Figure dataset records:
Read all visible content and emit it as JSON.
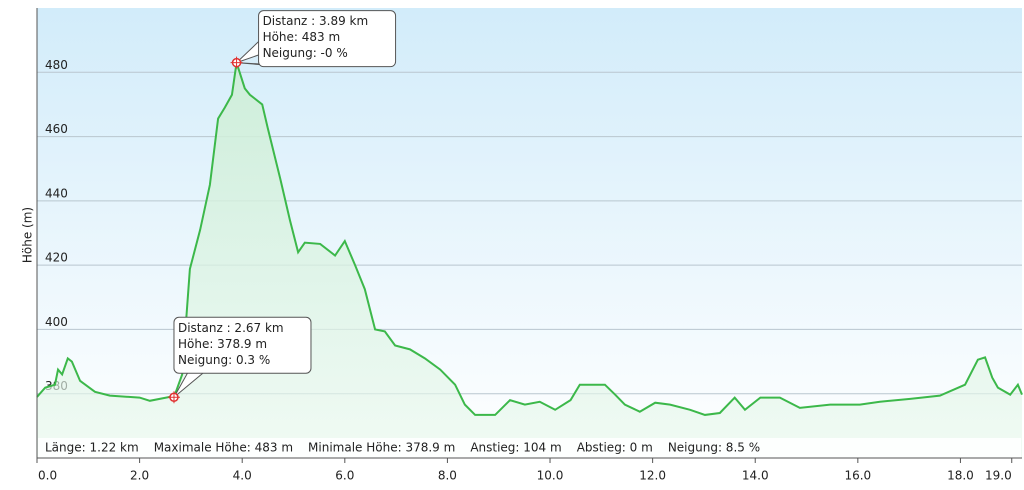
{
  "chart_data": {
    "type": "area",
    "y_label": "Höhe (m)",
    "x": [
      0,
      0.16,
      0.35,
      0.41,
      0.49,
      0.6,
      0.68,
      0.84,
      1.13,
      1.42,
      2.0,
      2.2,
      2.59,
      2.67,
      2.83,
      2.98,
      3.18,
      3.37,
      3.53,
      3.66,
      3.8,
      3.89,
      4.05,
      4.15,
      4.39,
      4.5,
      4.74,
      4.93,
      5.09,
      5.22,
      5.52,
      5.81,
      6.0,
      6.2,
      6.39,
      6.59,
      6.78,
      6.98,
      7.27,
      7.56,
      7.86,
      8.15,
      8.34,
      8.54,
      8.93,
      9.22,
      9.51,
      9.8,
      10.1,
      10.4,
      10.58,
      10.87,
      11.07,
      11.27,
      11.46,
      11.75,
      12.05,
      12.34,
      12.73,
      13.02,
      13.31,
      13.6,
      13.8,
      14.1,
      14.48,
      14.87,
      15.46,
      16.04,
      16.43,
      17.02,
      17.6,
      18.09,
      18.34,
      18.48,
      18.62,
      18.73,
      18.97,
      19.12,
      19.2
    ],
    "series": [
      {
        "color": "#3cb84a",
        "values": [
          379,
          381.9,
          382.8,
          387.5,
          386,
          391,
          390,
          384,
          380.6,
          379.4,
          378.8,
          377.8,
          379,
          378.9,
          386,
          418.8,
          431,
          445,
          465.6,
          469,
          473,
          483,
          475,
          473,
          470,
          462.5,
          447,
          434,
          424,
          427,
          426.6,
          423,
          427.5,
          420,
          412.5,
          400,
          399.4,
          395,
          393.8,
          391,
          387.5,
          382.8,
          376.6,
          373.4,
          373.4,
          378,
          376.6,
          377.5,
          375,
          378,
          382.8,
          382.8,
          382.8,
          379.7,
          376.6,
          374.4,
          377.2,
          376.6,
          375,
          373.4,
          374,
          378.8,
          375,
          378.8,
          378.8,
          375.6,
          376.6,
          376.6,
          377.5,
          378.4,
          379.4,
          382.8,
          390.6,
          391.3,
          385,
          381.9,
          379.7,
          382.8,
          379.7
        ]
      }
    ],
    "xlim": [
      0,
      19.2
    ],
    "ylim": [
      360,
      500
    ],
    "xticks": [
      {
        "value": 0,
        "label": "0.0"
      },
      {
        "value": 2,
        "label": "2.0"
      },
      {
        "value": 4,
        "label": "4.0"
      },
      {
        "value": 6,
        "label": "6.0"
      },
      {
        "value": 8,
        "label": "8.0"
      },
      {
        "value": 10,
        "label": "10.0"
      },
      {
        "value": 12,
        "label": "12.0"
      },
      {
        "value": 14,
        "label": "14.0"
      },
      {
        "value": 16,
        "label": "16.0"
      },
      {
        "value": 18,
        "label": "18.0"
      },
      {
        "value": 19,
        "label": "19.0"
      }
    ],
    "yticks": [
      380,
      400,
      420,
      440,
      460,
      480
    ],
    "grid": true,
    "markers": [
      {
        "x": 2.67,
        "y": 378.9,
        "lines": [
          "Distanz : 2.67 km",
          "Höhe: 378.9 m",
          "Neigung: 0.3 %"
        ]
      },
      {
        "x": 3.89,
        "y": 483,
        "lines": [
          "Distanz : 3.89 km",
          "Höhe: 483 m",
          "Neigung: -0 %"
        ]
      }
    ],
    "stats": [
      "Länge: 1.22 km",
      "Maximale Höhe: 483 m",
      "Minimale Höhe: 378.9 m",
      "Anstieg: 104 m",
      "Abstieg: 0 m",
      "Neigung: 8.5 %"
    ]
  }
}
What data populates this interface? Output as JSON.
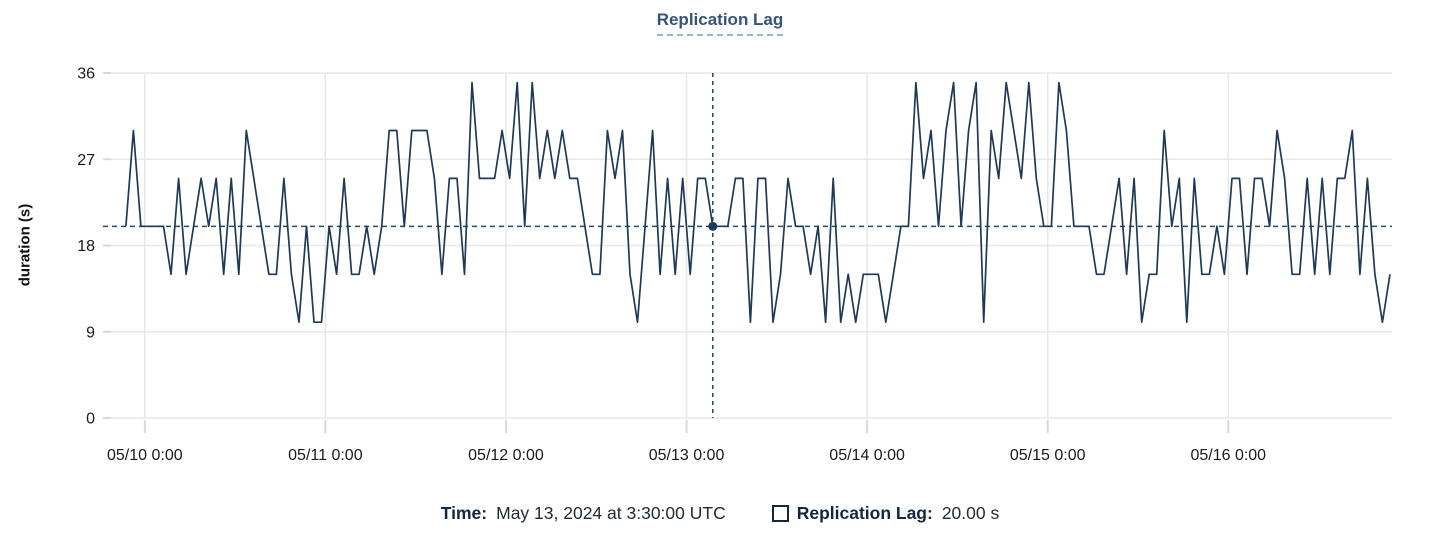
{
  "chart_data": {
    "type": "line",
    "title": "Replication Lag",
    "xlabel": "",
    "ylabel": "duration (s)",
    "ylim": [
      0,
      36
    ],
    "y_ticks": [
      0,
      9,
      18,
      27,
      36
    ],
    "x_tick_labels": [
      "05/10 0:00",
      "05/11 0:00",
      "05/12 0:00",
      "05/13 0:00",
      "05/14 0:00",
      "05/15 0:00",
      "05/16 0:00"
    ],
    "x_interval_hours": 1,
    "x_start_estimate": "05/09 ~21:30 UTC",
    "grid": true,
    "legend_position": "bottom",
    "series": [
      {
        "name": "Replication Lag",
        "unit": "s",
        "values": [
          20,
          30,
          20,
          20,
          20,
          20,
          15,
          25,
          15,
          20,
          25,
          20,
          25,
          15,
          25,
          15,
          30,
          25,
          20,
          15,
          15,
          25,
          15,
          10,
          20,
          10,
          10,
          20,
          15,
          25,
          15,
          15,
          20,
          15,
          20,
          30,
          30,
          20,
          30,
          30,
          30,
          25,
          15,
          25,
          25,
          15,
          35,
          25,
          25,
          25,
          30,
          25,
          35,
          20,
          35,
          25,
          30,
          25,
          30,
          25,
          25,
          20,
          15,
          15,
          30,
          25,
          30,
          15,
          10,
          20,
          30,
          15,
          25,
          15,
          25,
          15,
          25,
          25,
          20,
          20,
          20,
          25,
          25,
          10,
          25,
          25,
          10,
          15,
          25,
          20,
          20,
          15,
          20,
          10,
          25,
          10,
          15,
          10,
          15,
          15,
          15,
          10,
          15,
          20,
          20,
          35,
          25,
          30,
          20,
          30,
          35,
          20,
          30,
          35,
          10,
          30,
          25,
          35,
          30,
          25,
          35,
          25,
          20,
          20,
          35,
          30,
          20,
          20,
          20,
          15,
          15,
          20,
          25,
          15,
          25,
          10,
          15,
          15,
          30,
          20,
          25,
          10,
          25,
          15,
          15,
          20,
          15,
          25,
          25,
          15,
          25,
          25,
          20,
          30,
          25,
          15,
          15,
          25,
          15,
          25,
          15,
          25,
          25,
          30,
          15,
          25,
          15,
          10,
          15
        ]
      }
    ],
    "selected_point": {
      "index": 78,
      "time": "May 13, 2024 at 3:30:00 UTC",
      "value": 20,
      "formatted": "20.00 s"
    }
  },
  "tooltip": {
    "time_label": "Time:",
    "time_value": "May 13, 2024 at 3:30:00 UTC",
    "series_label": "Replication Lag:",
    "series_value": "20.00 s"
  },
  "colors": {
    "line": "#1d3a58",
    "crosshair": "#2a4a68",
    "marker": "#1d3a58",
    "title": "#34547e",
    "title_underline": "#9db4cc",
    "grid": "#e8e8e8",
    "tick": "#d9d9d9",
    "axis_text": "#1a1a1a",
    "tooltip_label": "#13273f",
    "tooltip_value": "#212a35",
    "background": "#ffffff"
  }
}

- [Short exercise]: Without the pictures, return all the records precisely as they stand.

- [Final answer]:
Read all visible content and emit it as JSON.
{
  "chart_data": {
    "type": "area",
    "y_label": "Höhe (m)",
    "x": [
      0,
      0.16,
      0.35,
      0.41,
      0.49,
      0.6,
      0.68,
      0.84,
      1.13,
      1.42,
      2.0,
      2.2,
      2.59,
      2.67,
      2.83,
      2.98,
      3.18,
      3.37,
      3.53,
      3.66,
      3.8,
      3.89,
      4.05,
      4.15,
      4.39,
      4.5,
      4.74,
      4.93,
      5.09,
      5.22,
      5.52,
      5.81,
      6.0,
      6.2,
      6.39,
      6.59,
      6.78,
      6.98,
      7.27,
      7.56,
      7.86,
      8.15,
      8.34,
      8.54,
      8.93,
      9.22,
      9.51,
      9.8,
      10.1,
      10.4,
      10.58,
      10.87,
      11.07,
      11.27,
      11.46,
      11.75,
      12.05,
      12.34,
      12.73,
      13.02,
      13.31,
      13.6,
      13.8,
      14.1,
      14.48,
      14.87,
      15.46,
      16.04,
      16.43,
      17.02,
      17.6,
      18.09,
      18.34,
      18.48,
      18.62,
      18.73,
      18.97,
      19.12,
      19.2
    ],
    "series": [
      {
        "color": "#3cb84a",
        "values": [
          379,
          381.9,
          382.8,
          387.5,
          386,
          391,
          390,
          384,
          380.6,
          379.4,
          378.8,
          377.8,
          379,
          378.9,
          386,
          418.8,
          431,
          445,
          465.6,
          469,
          473,
          483,
          475,
          473,
          470,
          462.5,
          447,
          434,
          424,
          427,
          426.6,
          423,
          427.5,
          420,
          412.5,
          400,
          399.4,
          395,
          393.8,
          391,
          387.5,
          382.8,
          376.6,
          373.4,
          373.4,
          378,
          376.6,
          377.5,
          375,
          378,
          382.8,
          382.8,
          382.8,
          379.7,
          376.6,
          374.4,
          377.2,
          376.6,
          375,
          373.4,
          374,
          378.8,
          375,
          378.8,
          378.8,
          375.6,
          376.6,
          376.6,
          377.5,
          378.4,
          379.4,
          382.8,
          390.6,
          391.3,
          385,
          381.9,
          379.7,
          382.8,
          379.7
        ]
      }
    ],
    "xlim": [
      0,
      19.2
    ],
    "ylim": [
      360,
      500
    ],
    "xticks": [
      {
        "value": 0,
        "label": "0.0"
      },
      {
        "value": 2,
        "label": "2.0"
      },
      {
        "value": 4,
        "label": "4.0"
      },
      {
        "value": 6,
        "label": "6.0"
      },
      {
        "value": 8,
        "label": "8.0"
      },
      {
        "value": 10,
        "label": "10.0"
      },
      {
        "value": 12,
        "label": "12.0"
      },
      {
        "value": 14,
        "label": "14.0"
      },
      {
        "value": 16,
        "label": "16.0"
      },
      {
        "value": 18,
        "label": "18.0"
      },
      {
        "value": 19,
        "label": "19.0"
      }
    ],
    "yticks": [
      380,
      400,
      420,
      440,
      460,
      480
    ],
    "grid": true,
    "markers": [
      {
        "x": 2.67,
        "y": 378.9,
        "lines": [
          "Distanz : 2.67 km",
          "Höhe: 378.9 m",
          "Neigung: 0.3 %"
        ]
      },
      {
        "x": 3.89,
        "y": 483,
        "lines": [
          "Distanz : 3.89 km",
          "Höhe: 483 m",
          "Neigung: -0 %"
        ]
      }
    ],
    "stats": [
      "Länge: 1.22 km",
      "Maximale Höhe: 483 m",
      "Minimale Höhe: 378.9 m",
      "Anstieg: 104 m",
      "Abstieg: 0 m",
      "Neigung: 8.5 %"
    ]
  }
}
What data populates this interface? Output as JSON.
{
  "chart_data": {
    "type": "line",
    "title": "Replication Lag",
    "xlabel": "",
    "ylabel": "duration (s)",
    "ylim": [
      0,
      36
    ],
    "y_ticks": [
      0,
      9,
      18,
      27,
      36
    ],
    "x_tick_labels": [
      "05/10 0:00",
      "05/11 0:00",
      "05/12 0:00",
      "05/13 0:00",
      "05/14 0:00",
      "05/15 0:00",
      "05/16 0:00"
    ],
    "x_interval_hours": 1,
    "x_start_estimate": "05/09 ~21:30 UTC",
    "grid": true,
    "legend_position": "bottom",
    "series": [
      {
        "name": "Replication Lag",
        "unit": "s",
        "values": [
          20,
          30,
          20,
          20,
          20,
          20,
          15,
          25,
          15,
          20,
          25,
          20,
          25,
          15,
          25,
          15,
          30,
          25,
          20,
          15,
          15,
          25,
          15,
          10,
          20,
          10,
          10,
          20,
          15,
          25,
          15,
          15,
          20,
          15,
          20,
          30,
          30,
          20,
          30,
          30,
          30,
          25,
          15,
          25,
          25,
          15,
          35,
          25,
          25,
          25,
          30,
          25,
          35,
          20,
          35,
          25,
          30,
          25,
          30,
          25,
          25,
          20,
          15,
          15,
          30,
          25,
          30,
          15,
          10,
          20,
          30,
          15,
          25,
          15,
          25,
          15,
          25,
          25,
          20,
          20,
          20,
          25,
          25,
          10,
          25,
          25,
          10,
          15,
          25,
          20,
          20,
          15,
          20,
          10,
          25,
          10,
          15,
          10,
          15,
          15,
          15,
          10,
          15,
          20,
          20,
          35,
          25,
          30,
          20,
          30,
          35,
          20,
          30,
          35,
          10,
          30,
          25,
          35,
          30,
          25,
          35,
          25,
          20,
          20,
          35,
          30,
          20,
          20,
          20,
          15,
          15,
          20,
          25,
          15,
          25,
          10,
          15,
          15,
          30,
          20,
          25,
          10,
          25,
          15,
          15,
          20,
          15,
          25,
          25,
          15,
          25,
          25,
          20,
          30,
          25,
          15,
          15,
          25,
          15,
          25,
          15,
          25,
          25,
          30,
          15,
          25,
          15,
          10,
          15
        ]
      }
    ],
    "selected_point": {
      "index": 78,
      "time": "May 13, 2024 at 3:30:00 UTC",
      "value": 20,
      "formatted": "20.00 s"
    }
  },
  "tooltip": {
    "time_label": "Time:",
    "time_value": "May 13, 2024 at 3:30:00 UTC",
    "series_label": "Replication Lag:",
    "series_value": "20.00 s"
  },
  "colors": {
    "line": "#1d3a58",
    "crosshair": "#2a4a68",
    "marker": "#1d3a58",
    "title": "#34547e",
    "title_underline": "#9db4cc",
    "grid": "#e8e8e8",
    "tick": "#d9d9d9",
    "axis_text": "#1a1a1a",
    "tooltip_label": "#13273f",
    "tooltip_value": "#212a35",
    "background": "#ffffff"
  }
}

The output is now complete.